# Rolloff/hooklift business questions



## Drewster2016 (Apr 10, 2014)

Hi all, this is my first post on here and I'm looking for some help. Currently I am 16 and looking to start a dumpster rental service. My dad has his class a cdl so liscense wise we would be all set. Right now were looking for a truck. Can't decide single axle vs double. Also can't decide if we find a non cdl truck that I will be able to use when I get my liscne. Does anyone have or seen a non cdl hooklift truck? Or roll off truck? Any advise? I really appreciate it.thanks


----------



## ESSaustin (Mar 27, 2010)

Yes, we have both CDL and under-CDL single axle rolloffs. Any 26K or under truck is going to be single axle, short hoist mast, short boxes. Twin screw vs single: different trucks for different markets.


----------



## Drewster2016 (Apr 10, 2014)

ESSaustin said:


> Yes, we have both CDL and under-CDL single axle rolloffs. Any 26K or under truck is going to be single axle, short hoist mast, short boxes. Twin screw vs single: different trucks for different markets.


Do you have any pics of your non cdl truck? I'm intreasted in seeing the options


----------



## SectorSecurity (Nov 26, 2013)

You might want to look into the cost of commercial insurance first, not sure where you are but I doubt any insurance company is going to give you a low premium for commercial insurance for a 16 year old with next to no driving experience.


----------



## ESSaustin (Mar 27, 2010)

Try this link: _lmgtfy.com . When a search bar appears, type in "non cld rolloff truck"._


----------



## deter (Apr 4, 2013)

have you considered rolloff trailers?


----------



## jhark123 (Aug 26, 2008)

* RECORDED INFORMATION:
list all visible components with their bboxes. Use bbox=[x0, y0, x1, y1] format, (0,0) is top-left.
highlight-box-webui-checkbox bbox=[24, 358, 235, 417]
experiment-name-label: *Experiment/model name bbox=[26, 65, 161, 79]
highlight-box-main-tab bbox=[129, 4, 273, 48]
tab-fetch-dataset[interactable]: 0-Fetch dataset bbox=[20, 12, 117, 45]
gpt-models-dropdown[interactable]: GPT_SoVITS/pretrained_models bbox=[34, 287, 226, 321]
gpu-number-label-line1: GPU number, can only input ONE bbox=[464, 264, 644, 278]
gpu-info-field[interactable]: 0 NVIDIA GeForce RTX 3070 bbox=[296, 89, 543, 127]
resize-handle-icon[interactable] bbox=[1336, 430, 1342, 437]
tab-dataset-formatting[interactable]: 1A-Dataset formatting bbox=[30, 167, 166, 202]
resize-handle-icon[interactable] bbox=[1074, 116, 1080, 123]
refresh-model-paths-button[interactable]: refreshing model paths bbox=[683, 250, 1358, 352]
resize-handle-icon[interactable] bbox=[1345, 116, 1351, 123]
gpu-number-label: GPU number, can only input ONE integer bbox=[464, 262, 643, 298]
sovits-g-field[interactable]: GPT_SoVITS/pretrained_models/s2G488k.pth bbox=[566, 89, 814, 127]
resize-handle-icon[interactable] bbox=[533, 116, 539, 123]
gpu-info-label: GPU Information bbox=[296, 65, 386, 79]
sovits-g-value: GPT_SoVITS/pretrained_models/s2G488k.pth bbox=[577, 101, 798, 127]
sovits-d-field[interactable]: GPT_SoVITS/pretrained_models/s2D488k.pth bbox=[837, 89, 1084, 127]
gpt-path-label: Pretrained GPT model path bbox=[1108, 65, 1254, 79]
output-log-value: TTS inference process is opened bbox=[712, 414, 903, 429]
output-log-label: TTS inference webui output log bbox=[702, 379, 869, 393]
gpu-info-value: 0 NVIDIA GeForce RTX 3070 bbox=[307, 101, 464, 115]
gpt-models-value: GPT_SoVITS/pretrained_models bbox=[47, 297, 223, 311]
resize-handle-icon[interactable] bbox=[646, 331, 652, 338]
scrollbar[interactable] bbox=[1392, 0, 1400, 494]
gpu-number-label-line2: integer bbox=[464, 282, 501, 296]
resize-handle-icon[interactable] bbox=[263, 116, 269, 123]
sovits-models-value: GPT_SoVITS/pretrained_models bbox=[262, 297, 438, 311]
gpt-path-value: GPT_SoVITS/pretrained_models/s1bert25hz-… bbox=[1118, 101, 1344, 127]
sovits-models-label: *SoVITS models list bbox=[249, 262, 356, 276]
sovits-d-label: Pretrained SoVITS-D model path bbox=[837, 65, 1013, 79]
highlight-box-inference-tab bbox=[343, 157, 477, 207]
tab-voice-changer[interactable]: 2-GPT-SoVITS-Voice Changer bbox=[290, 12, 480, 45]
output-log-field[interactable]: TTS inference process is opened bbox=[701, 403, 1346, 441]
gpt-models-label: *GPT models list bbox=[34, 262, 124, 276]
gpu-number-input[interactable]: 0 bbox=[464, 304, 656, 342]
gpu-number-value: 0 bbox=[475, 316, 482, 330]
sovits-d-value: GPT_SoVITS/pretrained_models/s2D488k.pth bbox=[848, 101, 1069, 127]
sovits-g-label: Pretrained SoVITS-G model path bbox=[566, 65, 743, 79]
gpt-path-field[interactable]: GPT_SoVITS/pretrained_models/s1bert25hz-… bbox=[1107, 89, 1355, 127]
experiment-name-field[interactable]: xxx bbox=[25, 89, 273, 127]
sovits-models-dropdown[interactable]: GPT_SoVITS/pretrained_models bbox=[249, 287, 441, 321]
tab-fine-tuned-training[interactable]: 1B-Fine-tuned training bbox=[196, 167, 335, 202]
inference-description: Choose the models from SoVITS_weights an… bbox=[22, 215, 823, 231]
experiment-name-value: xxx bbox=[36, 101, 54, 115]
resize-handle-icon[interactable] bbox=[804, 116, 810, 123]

---

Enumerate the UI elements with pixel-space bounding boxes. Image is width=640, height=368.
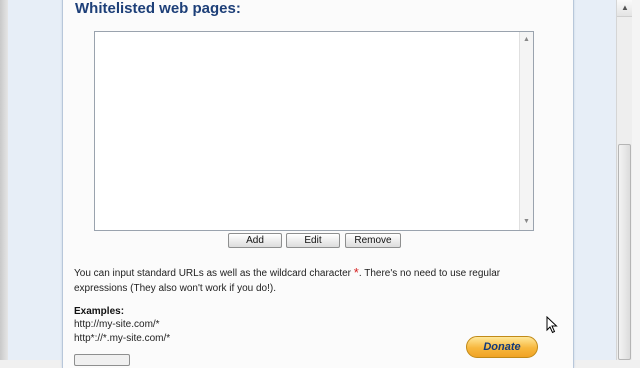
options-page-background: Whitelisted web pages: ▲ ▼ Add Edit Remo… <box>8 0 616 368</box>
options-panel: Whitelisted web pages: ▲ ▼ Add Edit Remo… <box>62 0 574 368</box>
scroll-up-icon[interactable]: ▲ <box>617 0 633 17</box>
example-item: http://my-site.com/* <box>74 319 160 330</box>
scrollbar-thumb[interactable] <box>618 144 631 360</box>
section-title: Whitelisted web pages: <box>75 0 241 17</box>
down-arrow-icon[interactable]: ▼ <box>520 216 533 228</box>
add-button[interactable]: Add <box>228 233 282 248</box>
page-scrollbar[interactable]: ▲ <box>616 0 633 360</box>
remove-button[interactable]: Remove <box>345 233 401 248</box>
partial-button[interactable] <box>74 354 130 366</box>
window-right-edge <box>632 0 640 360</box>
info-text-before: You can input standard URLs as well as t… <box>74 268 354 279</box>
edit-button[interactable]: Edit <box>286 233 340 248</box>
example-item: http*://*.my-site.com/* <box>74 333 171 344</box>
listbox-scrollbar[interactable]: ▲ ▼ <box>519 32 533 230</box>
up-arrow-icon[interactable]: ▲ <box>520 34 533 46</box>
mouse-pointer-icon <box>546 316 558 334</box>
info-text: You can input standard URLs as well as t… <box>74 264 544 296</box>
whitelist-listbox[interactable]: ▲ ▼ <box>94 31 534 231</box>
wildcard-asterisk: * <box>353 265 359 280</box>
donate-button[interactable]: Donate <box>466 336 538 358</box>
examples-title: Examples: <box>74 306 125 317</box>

* TASKS:
1 – Rewrite the part of the rolloff thread between "Do you have" and "no driving experience.", inclusive, changing "commercial insurance" to "liability insurance".
2 – Answer these questions about the rolloff thread:
(a) How old does the first poster say he is?
(b) According to ESSaustin, what weight of truck is going to be single axle?
(c) What kind of equipment does deter ask whether the first poster has considered?

* RESULTS BY TASK:
1 –
Do you have any pics of your non cdl truck? I'm intreasted in seeing the options


----------



## SectorSecurity (Nov 26, 2013)

You might want to look into the cost of liability insurance first, not sure where you are but I doubt any insurance company is going to give you a low premium for liability insurance for a 16 year old with next to no driving experience.

2 –
(a) He says he is 16.
(b) Any truck of 26K or under.
(c) Rolloff trailers.